— EXTRACTED INFORMATION —
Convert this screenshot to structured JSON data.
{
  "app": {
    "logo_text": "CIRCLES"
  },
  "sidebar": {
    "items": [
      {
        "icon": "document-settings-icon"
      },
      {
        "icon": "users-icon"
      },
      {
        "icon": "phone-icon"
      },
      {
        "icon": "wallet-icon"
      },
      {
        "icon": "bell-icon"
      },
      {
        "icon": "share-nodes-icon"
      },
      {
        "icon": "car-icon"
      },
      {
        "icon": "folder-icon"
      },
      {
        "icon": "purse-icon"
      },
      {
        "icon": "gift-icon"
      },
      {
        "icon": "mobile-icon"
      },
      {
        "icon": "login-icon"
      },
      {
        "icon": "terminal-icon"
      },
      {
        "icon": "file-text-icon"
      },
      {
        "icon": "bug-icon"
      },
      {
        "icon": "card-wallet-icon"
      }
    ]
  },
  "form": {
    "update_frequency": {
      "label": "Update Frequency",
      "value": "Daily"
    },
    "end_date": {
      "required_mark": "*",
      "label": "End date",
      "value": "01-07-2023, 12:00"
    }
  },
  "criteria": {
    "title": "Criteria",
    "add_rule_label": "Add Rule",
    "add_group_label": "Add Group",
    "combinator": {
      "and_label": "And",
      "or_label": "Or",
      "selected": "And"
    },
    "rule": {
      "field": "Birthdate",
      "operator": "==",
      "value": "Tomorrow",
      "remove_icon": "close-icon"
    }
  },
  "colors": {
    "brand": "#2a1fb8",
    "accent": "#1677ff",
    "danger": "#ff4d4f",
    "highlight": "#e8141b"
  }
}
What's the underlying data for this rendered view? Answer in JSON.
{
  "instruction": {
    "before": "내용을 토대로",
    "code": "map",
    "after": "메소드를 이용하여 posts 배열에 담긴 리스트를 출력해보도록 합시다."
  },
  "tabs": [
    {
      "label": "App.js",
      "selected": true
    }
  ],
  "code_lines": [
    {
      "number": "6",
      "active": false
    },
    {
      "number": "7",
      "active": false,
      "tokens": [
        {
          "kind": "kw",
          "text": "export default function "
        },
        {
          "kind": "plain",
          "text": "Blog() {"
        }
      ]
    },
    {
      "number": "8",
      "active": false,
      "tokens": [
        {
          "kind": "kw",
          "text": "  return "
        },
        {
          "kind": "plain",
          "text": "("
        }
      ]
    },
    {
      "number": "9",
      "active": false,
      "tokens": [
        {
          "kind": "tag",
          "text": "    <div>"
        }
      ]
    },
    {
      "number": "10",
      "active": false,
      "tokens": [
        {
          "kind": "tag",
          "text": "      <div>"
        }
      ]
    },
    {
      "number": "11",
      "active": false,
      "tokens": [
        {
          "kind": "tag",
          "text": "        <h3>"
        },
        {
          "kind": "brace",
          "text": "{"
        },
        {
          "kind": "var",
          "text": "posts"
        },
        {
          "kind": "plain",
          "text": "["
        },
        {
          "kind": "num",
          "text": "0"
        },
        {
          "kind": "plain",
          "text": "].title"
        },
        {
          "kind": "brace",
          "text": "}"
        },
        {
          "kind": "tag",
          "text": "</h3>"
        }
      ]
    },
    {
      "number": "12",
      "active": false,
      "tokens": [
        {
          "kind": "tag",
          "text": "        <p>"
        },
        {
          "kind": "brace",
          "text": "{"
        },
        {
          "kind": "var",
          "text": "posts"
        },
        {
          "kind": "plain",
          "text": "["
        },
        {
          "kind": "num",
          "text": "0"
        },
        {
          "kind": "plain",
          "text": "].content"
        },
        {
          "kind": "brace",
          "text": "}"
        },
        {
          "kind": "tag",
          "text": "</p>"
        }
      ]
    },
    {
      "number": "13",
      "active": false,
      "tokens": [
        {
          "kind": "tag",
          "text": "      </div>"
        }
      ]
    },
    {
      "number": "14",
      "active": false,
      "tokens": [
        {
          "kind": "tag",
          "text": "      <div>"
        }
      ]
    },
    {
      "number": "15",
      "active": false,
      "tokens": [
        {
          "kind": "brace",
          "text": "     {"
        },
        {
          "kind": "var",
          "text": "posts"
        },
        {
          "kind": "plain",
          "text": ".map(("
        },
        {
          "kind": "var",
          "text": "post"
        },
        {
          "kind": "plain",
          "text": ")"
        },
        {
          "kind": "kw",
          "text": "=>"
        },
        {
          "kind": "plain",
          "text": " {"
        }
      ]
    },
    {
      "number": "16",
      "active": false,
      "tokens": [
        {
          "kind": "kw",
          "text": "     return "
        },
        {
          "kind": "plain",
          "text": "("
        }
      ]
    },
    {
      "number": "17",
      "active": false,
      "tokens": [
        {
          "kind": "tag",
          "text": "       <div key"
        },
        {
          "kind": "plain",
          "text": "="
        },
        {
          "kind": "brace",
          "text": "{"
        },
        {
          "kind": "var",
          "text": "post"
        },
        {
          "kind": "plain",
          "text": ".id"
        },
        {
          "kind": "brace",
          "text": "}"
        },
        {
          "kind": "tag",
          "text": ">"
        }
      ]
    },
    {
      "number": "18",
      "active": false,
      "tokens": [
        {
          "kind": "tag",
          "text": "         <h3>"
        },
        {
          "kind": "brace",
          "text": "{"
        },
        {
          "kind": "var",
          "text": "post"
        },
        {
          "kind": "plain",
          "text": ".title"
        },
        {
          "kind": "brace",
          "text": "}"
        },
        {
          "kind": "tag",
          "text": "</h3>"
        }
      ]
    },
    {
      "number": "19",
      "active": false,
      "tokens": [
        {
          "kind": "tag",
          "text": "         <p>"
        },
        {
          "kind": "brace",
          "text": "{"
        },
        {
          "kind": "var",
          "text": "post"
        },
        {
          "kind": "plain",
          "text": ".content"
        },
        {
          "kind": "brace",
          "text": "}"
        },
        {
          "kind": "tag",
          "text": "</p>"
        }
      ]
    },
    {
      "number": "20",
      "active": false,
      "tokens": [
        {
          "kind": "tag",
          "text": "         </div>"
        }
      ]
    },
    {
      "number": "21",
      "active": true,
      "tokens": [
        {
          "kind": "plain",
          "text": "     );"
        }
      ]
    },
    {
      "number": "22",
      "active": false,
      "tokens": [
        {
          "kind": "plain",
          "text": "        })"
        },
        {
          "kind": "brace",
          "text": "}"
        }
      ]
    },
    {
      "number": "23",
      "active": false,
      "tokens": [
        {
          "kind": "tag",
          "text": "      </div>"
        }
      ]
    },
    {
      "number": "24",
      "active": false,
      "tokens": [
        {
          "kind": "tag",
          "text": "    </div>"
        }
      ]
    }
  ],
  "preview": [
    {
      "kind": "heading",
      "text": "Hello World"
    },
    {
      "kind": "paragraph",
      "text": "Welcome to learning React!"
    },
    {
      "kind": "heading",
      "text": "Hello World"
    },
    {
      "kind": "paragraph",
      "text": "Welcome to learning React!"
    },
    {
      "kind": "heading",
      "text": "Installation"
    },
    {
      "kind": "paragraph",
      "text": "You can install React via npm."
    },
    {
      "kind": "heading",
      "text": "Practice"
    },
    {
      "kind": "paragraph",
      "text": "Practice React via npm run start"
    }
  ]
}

— REQUIREMENTS —
Filter the records down to the lines that contain the string "wallet", and copy those lines.

— RESULT BELOW —
        "icon": "wallet-icon"
        "icon": "card-wallet-icon"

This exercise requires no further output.